## THE PROBLEM
Leaving out the pictures, please retype each record exactly.

= = =

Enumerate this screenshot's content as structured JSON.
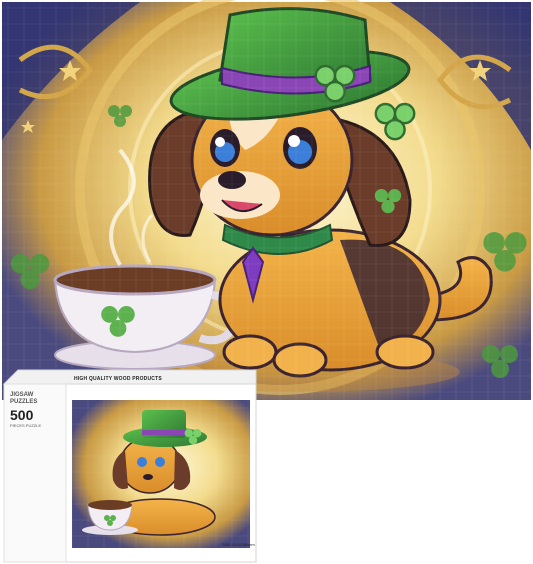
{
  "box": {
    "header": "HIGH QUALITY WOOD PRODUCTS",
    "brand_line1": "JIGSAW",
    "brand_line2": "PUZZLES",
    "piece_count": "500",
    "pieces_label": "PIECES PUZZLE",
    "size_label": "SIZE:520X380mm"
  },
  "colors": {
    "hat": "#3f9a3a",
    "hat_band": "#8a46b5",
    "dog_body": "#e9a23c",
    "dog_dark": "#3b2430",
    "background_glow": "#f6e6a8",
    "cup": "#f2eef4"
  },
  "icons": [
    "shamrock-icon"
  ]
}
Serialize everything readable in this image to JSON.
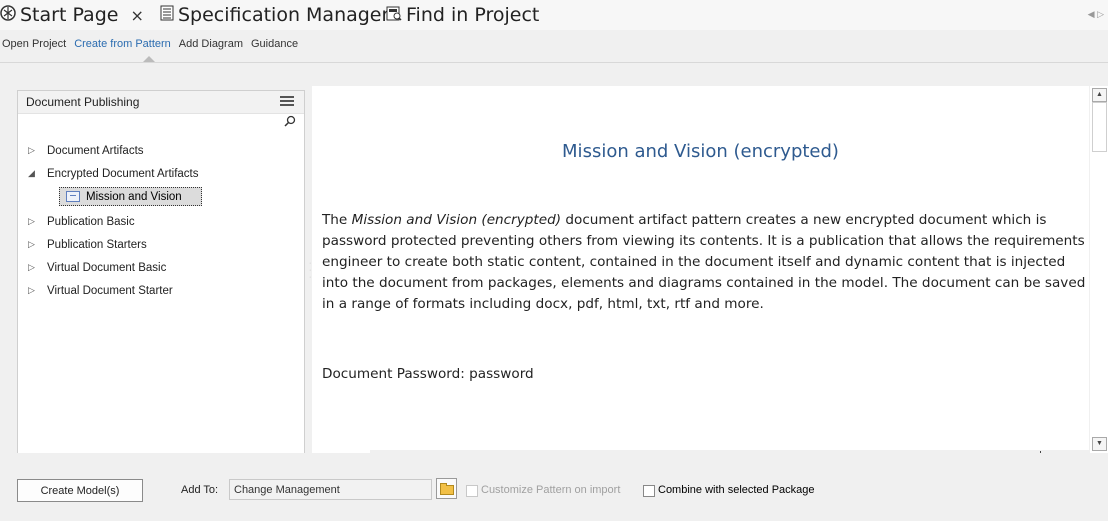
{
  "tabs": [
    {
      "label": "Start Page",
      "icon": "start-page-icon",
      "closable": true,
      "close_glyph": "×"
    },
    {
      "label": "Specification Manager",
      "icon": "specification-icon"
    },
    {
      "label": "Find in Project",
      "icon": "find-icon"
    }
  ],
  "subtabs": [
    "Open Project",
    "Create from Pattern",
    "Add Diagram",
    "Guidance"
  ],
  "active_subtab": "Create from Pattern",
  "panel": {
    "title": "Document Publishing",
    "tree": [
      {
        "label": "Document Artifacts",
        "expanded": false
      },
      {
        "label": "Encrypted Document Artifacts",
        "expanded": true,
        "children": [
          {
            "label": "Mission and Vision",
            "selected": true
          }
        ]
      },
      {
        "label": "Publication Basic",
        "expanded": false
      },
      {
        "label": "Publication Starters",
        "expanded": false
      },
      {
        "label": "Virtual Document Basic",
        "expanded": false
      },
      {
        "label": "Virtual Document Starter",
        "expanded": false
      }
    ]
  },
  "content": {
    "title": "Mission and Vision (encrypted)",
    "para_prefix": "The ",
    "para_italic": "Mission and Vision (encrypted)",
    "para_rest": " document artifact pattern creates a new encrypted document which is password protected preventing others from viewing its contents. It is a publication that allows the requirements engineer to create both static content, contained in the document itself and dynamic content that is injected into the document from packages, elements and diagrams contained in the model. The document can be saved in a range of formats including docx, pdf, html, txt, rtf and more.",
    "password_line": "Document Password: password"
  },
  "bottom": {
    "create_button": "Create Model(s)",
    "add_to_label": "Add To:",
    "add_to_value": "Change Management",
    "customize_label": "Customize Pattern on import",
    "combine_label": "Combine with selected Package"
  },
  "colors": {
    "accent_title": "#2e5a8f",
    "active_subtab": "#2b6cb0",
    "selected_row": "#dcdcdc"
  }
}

= = =

## TASK ANSWER
Enumerate this screenshot's content as structured JSON.
{
  "box": {
    "header": "HIGH QUALITY WOOD PRODUCTS",
    "brand_line1": "JIGSAW",
    "brand_line2": "PUZZLES",
    "piece_count": "500",
    "pieces_label": "PIECES PUZZLE",
    "size_label": "SIZE:520X380mm"
  },
  "colors": {
    "hat": "#3f9a3a",
    "hat_band": "#8a46b5",
    "dog_body": "#e9a23c",
    "dog_dark": "#3b2430",
    "background_glow": "#f6e6a8",
    "cup": "#f2eef4"
  },
  "icons": [
    "shamrock-icon"
  ]
}
Serialize everything readable in this image to JSON.
{
  "tabs": [
    {
      "label": "Start Page",
      "icon": "start-page-icon",
      "closable": true,
      "close_glyph": "×"
    },
    {
      "label": "Specification Manager",
      "icon": "specification-icon"
    },
    {
      "label": "Find in Project",
      "icon": "find-icon"
    }
  ],
  "subtabs": [
    "Open Project",
    "Create from Pattern",
    "Add Diagram",
    "Guidance"
  ],
  "active_subtab": "Create from Pattern",
  "panel": {
    "title": "Document Publishing",
    "tree": [
      {
        "label": "Document Artifacts",
        "expanded": false
      },
      {
        "label": "Encrypted Document Artifacts",
        "expanded": true,
        "children": [
          {
            "label": "Mission and Vision",
            "selected": true
          }
        ]
      },
      {
        "label": "Publication Basic",
        "expanded": false
      },
      {
        "label": "Publication Starters",
        "expanded": false
      },
      {
        "label": "Virtual Document Basic",
        "expanded": false
      },
      {
        "label": "Virtual Document Starter",
        "expanded": false
      }
    ]
  },
  "content": {
    "title": "Mission and Vision (encrypted)",
    "para_prefix": "The ",
    "para_italic": "Mission and Vision (encrypted)",
    "para_rest": " document artifact pattern creates a new encrypted document which is password protected preventing others from viewing its contents. It is a publication that allows the requirements engineer to create both static content, contained in the document itself and dynamic content that is injected into the document from packages, elements and diagrams contained in the model. The document can be saved in a range of formats including docx, pdf, html, txt, rtf and more.",
    "password_line": "Document Password: password"
  },
  "bottom": {
    "create_button": "Create Model(s)",
    "add_to_label": "Add To:",
    "add_to_value": "Change Management",
    "customize_label": "Customize Pattern on import",
    "combine_label": "Combine with selected Package"
  },
  "colors": {
    "accent_title": "#2e5a8f",
    "active_subtab": "#2b6cb0",
    "selected_row": "#dcdcdc"
  }
}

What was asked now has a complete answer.